#### Do this
Without the images, output each record below as it stands.

#### Entries
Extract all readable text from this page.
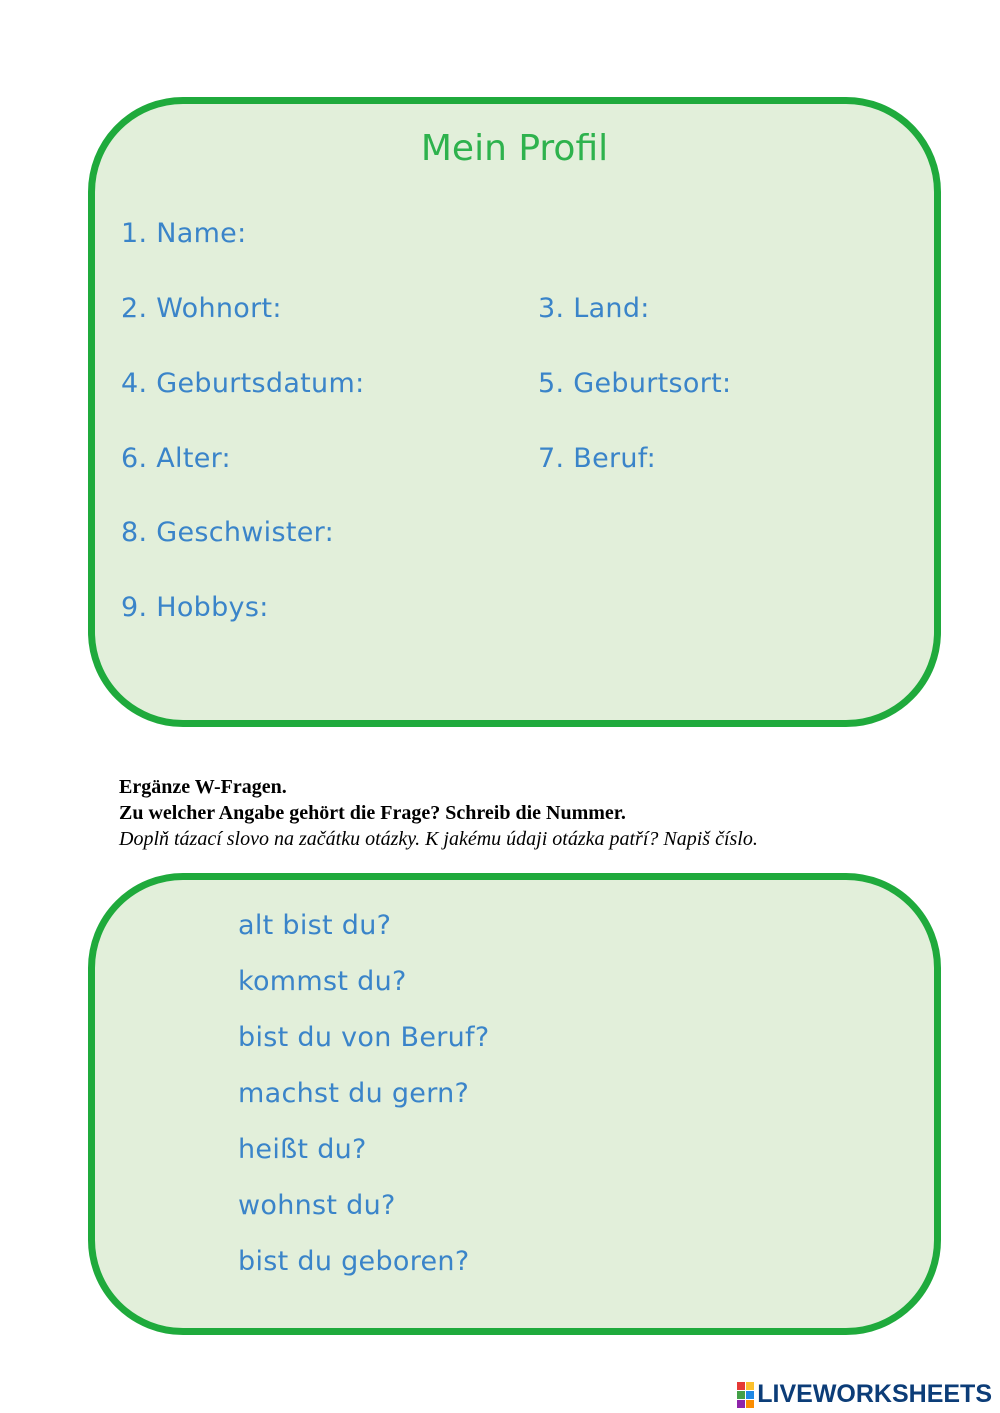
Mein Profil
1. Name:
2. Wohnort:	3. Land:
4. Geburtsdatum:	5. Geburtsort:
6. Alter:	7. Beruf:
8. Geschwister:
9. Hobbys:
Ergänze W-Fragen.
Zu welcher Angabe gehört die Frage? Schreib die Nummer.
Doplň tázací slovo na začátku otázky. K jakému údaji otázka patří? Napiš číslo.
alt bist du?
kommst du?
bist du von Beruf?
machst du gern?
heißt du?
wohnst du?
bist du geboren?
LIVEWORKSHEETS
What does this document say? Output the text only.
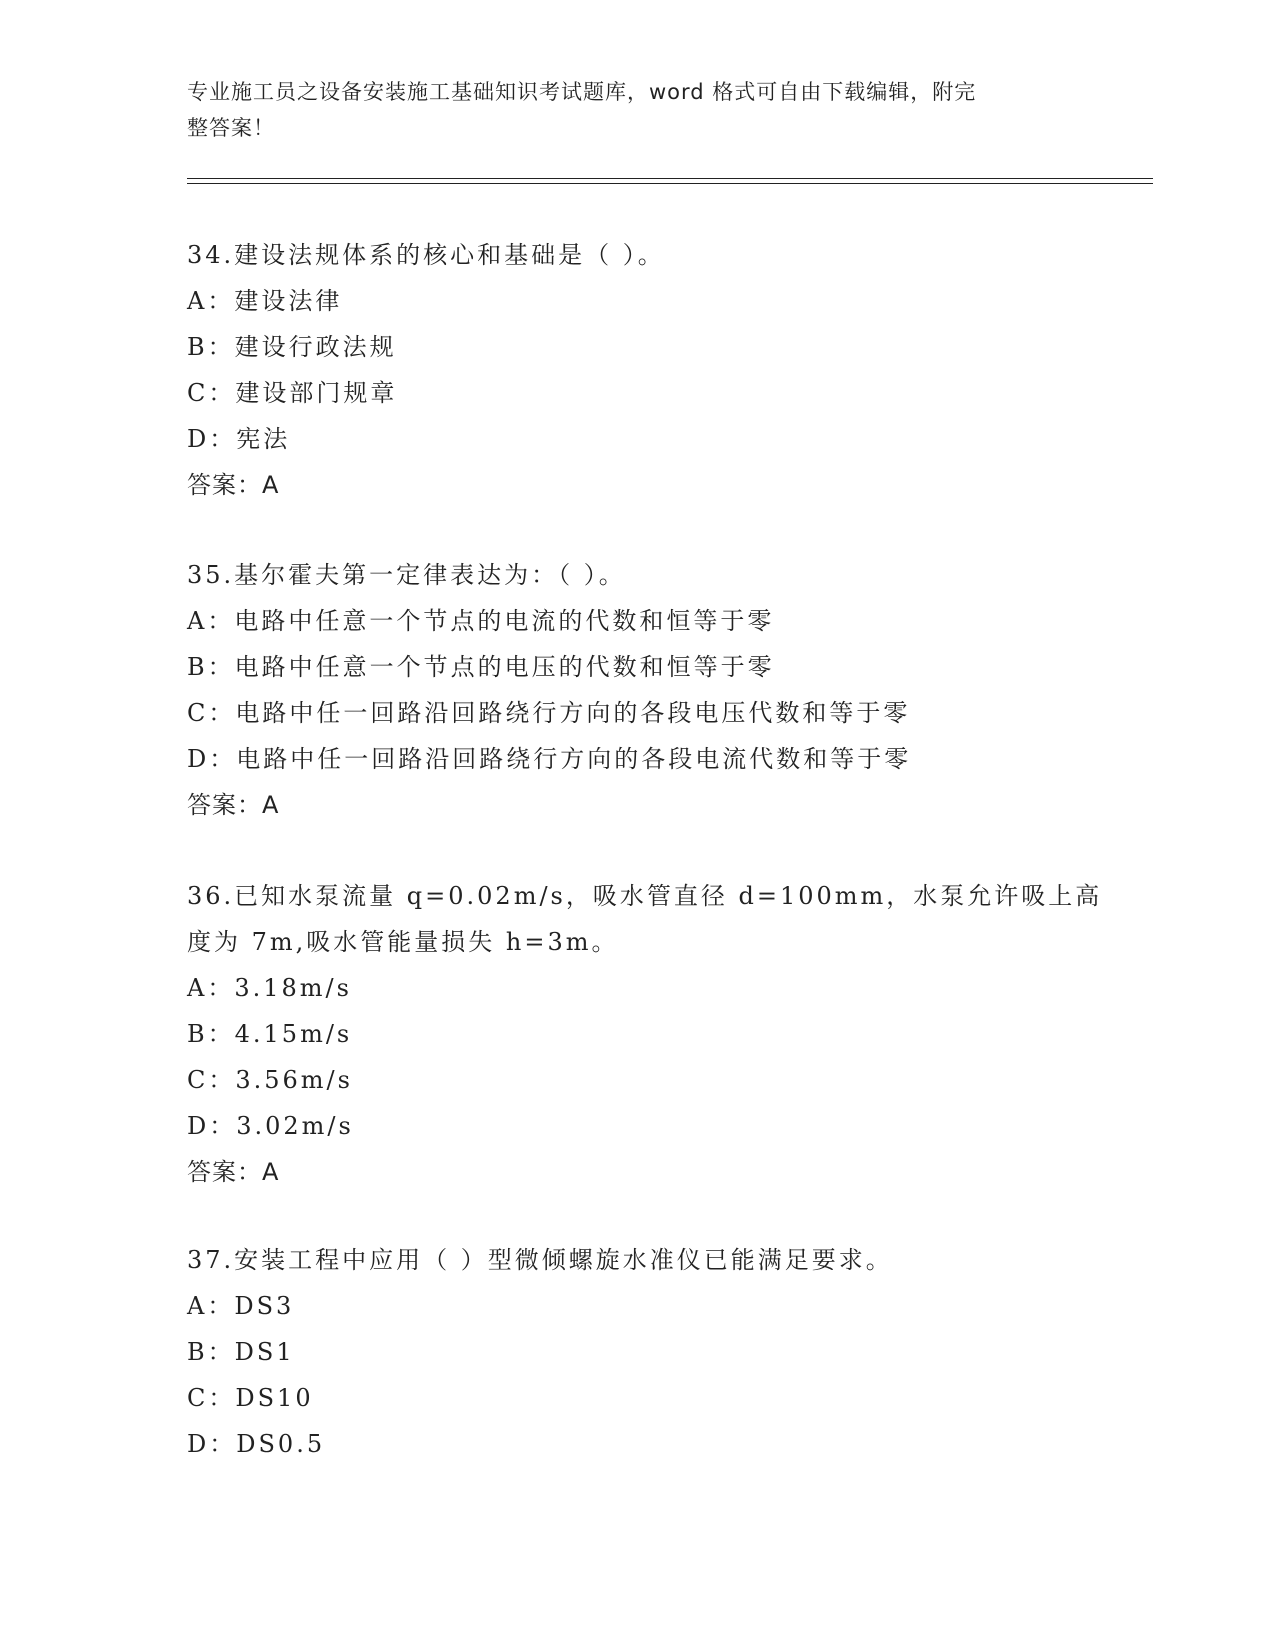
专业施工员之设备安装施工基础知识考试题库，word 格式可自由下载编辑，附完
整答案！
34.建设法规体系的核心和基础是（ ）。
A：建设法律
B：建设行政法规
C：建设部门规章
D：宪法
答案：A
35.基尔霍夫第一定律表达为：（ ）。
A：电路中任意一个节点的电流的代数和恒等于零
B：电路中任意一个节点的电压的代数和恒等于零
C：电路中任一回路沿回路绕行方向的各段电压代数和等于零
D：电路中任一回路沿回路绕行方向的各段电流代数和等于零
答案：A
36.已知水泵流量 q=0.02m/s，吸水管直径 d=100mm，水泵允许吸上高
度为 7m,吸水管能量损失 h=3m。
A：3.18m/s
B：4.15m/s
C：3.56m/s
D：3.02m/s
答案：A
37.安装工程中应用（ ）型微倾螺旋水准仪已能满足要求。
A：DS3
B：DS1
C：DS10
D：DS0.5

#### Solution to the problem
Extract all readable text from this page.
Mein Profil
1. Name:
2. Wohnort:	3. Land:
4. Geburtsdatum:	5. Geburtsort:
6. Alter:	7. Beruf:
8. Geschwister:
9. Hobbys:
Ergänze W-Fragen.
Zu welcher Angabe gehört die Frage? Schreib die Nummer.
Doplň tázací slovo na začátku otázky. K jakému údaji otázka patří? Napiš číslo.
alt bist du?
kommst du?
bist du von Beruf?
machst du gern?
heißt du?
wohnst du?
bist du geboren?
LIVEWORKSHEETS
What does this document say? Output the text only.
专业施工员之设备安装施工基础知识考试题库，word 格式可自由下载编辑，附完
整答案！
34.建设法规体系的核心和基础是（ ）。
A：建设法律
B：建设行政法规
C：建设部门规章
D：宪法
答案：A
35.基尔霍夫第一定律表达为：（ ）。
A：电路中任意一个节点的电流的代数和恒等于零
B：电路中任意一个节点的电压的代数和恒等于零
C：电路中任一回路沿回路绕行方向的各段电压代数和等于零
D：电路中任一回路沿回路绕行方向的各段电流代数和等于零
答案：A
36.已知水泵流量 q=0.02m/s，吸水管直径 d=100mm，水泵允许吸上高
度为 7m,吸水管能量损失 h=3m。
A：3.18m/s
B：4.15m/s
C：3.56m/s
D：3.02m/s
答案：A
37.安装工程中应用（ ）型微倾螺旋水准仪已能满足要求。
A：DS3
B：DS1
C：DS10
D：DS0.5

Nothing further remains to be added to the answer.